---------- RECORDS ----------

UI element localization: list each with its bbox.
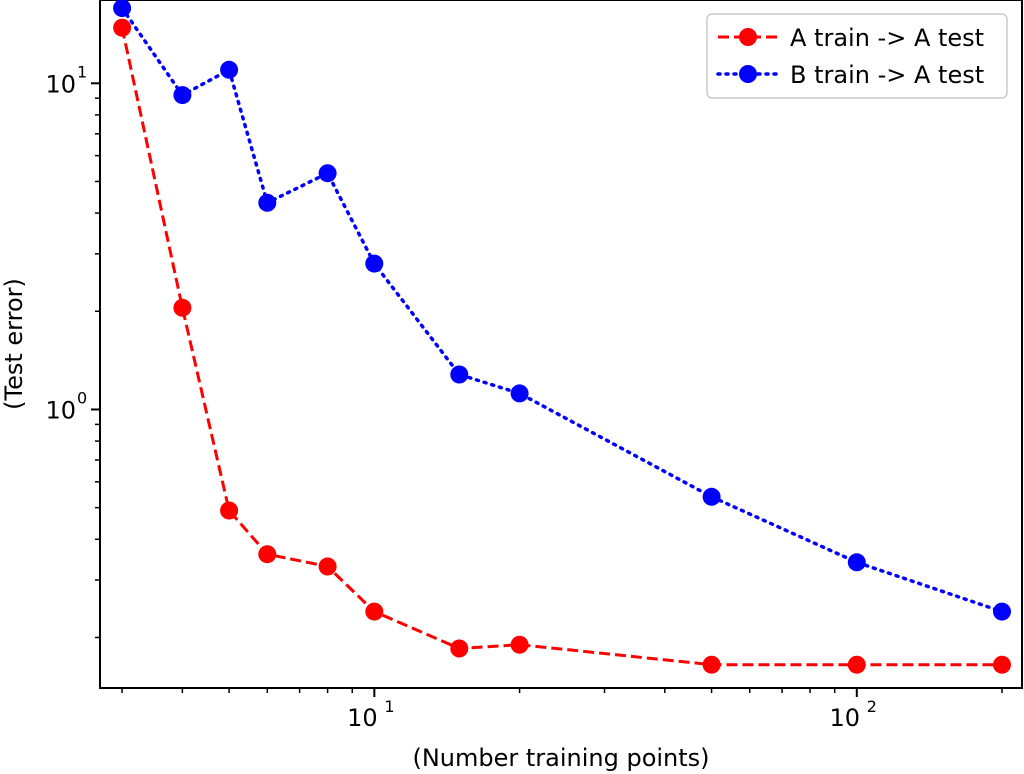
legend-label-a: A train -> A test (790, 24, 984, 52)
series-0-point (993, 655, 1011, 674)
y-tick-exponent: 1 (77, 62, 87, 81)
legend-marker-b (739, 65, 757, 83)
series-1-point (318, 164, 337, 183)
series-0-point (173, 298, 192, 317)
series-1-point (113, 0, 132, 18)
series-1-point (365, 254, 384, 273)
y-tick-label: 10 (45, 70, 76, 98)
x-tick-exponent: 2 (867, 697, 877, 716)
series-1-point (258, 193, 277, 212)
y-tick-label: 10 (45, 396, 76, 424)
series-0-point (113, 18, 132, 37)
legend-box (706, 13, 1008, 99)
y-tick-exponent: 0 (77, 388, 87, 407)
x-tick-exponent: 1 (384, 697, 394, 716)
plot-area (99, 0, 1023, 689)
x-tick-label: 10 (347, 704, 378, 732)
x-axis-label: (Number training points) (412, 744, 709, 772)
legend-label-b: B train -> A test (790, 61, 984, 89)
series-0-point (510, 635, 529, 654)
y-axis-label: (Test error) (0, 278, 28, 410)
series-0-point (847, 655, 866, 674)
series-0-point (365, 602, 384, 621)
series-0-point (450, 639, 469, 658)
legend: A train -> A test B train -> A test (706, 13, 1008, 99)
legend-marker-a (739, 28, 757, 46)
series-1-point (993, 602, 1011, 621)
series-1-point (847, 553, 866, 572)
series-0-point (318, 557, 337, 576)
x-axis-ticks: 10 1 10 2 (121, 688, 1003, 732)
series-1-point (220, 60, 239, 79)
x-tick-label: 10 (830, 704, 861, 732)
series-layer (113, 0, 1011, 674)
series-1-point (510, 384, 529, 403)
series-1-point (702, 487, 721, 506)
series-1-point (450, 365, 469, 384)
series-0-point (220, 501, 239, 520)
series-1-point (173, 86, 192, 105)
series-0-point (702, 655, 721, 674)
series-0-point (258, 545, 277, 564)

----------

Rewrite all the rows above, changing every "series-1-point" to "series-b-point" and leaving everything else untouched. Omit the picture.

RESPONSE TO THIS EXERCISE:
UI element localization: list each with its bbox.
legend-label-a: A train -> A test (790, 24, 984, 52)
series-0-point (993, 655, 1011, 674)
y-tick-exponent: 1 (77, 62, 87, 81)
legend-marker-b (739, 65, 757, 83)
series-b-point (318, 164, 337, 183)
series-0-point (173, 298, 192, 317)
series-b-point (113, 0, 132, 18)
series-b-point (365, 254, 384, 273)
y-tick-label: 10 (45, 70, 76, 98)
x-tick-exponent: 2 (867, 697, 877, 716)
series-b-point (258, 193, 277, 212)
y-tick-label: 10 (45, 396, 76, 424)
series-0-point (113, 18, 132, 37)
legend-box (706, 13, 1008, 99)
y-tick-exponent: 0 (77, 388, 87, 407)
x-tick-exponent: 1 (384, 697, 394, 716)
plot-area (99, 0, 1023, 689)
x-tick-label: 10 (347, 704, 378, 732)
x-axis-label: (Number training points) (412, 744, 709, 772)
legend-label-b: B train -> A test (790, 61, 984, 89)
series-0-point (510, 635, 529, 654)
y-axis-label: (Test error) (0, 278, 28, 410)
series-0-point (847, 655, 866, 674)
series-0-point (365, 602, 384, 621)
series-0-point (450, 639, 469, 658)
legend: A train -> A test B train -> A test (706, 13, 1008, 99)
legend-marker-a (739, 28, 757, 46)
series-b-point (993, 602, 1011, 621)
series-b-point (847, 553, 866, 572)
series-0-point (318, 557, 337, 576)
x-axis-ticks: 10 1 10 2 (121, 688, 1003, 732)
series-b-point (220, 60, 239, 79)
x-tick-label: 10 (830, 704, 861, 732)
series-layer (113, 0, 1011, 674)
series-b-point (510, 384, 529, 403)
series-b-point (702, 487, 721, 506)
series-b-point (450, 365, 469, 384)
series-0-point (220, 501, 239, 520)
series-b-point (173, 86, 192, 105)
series-0-point (702, 655, 721, 674)
series-0-point (258, 545, 277, 564)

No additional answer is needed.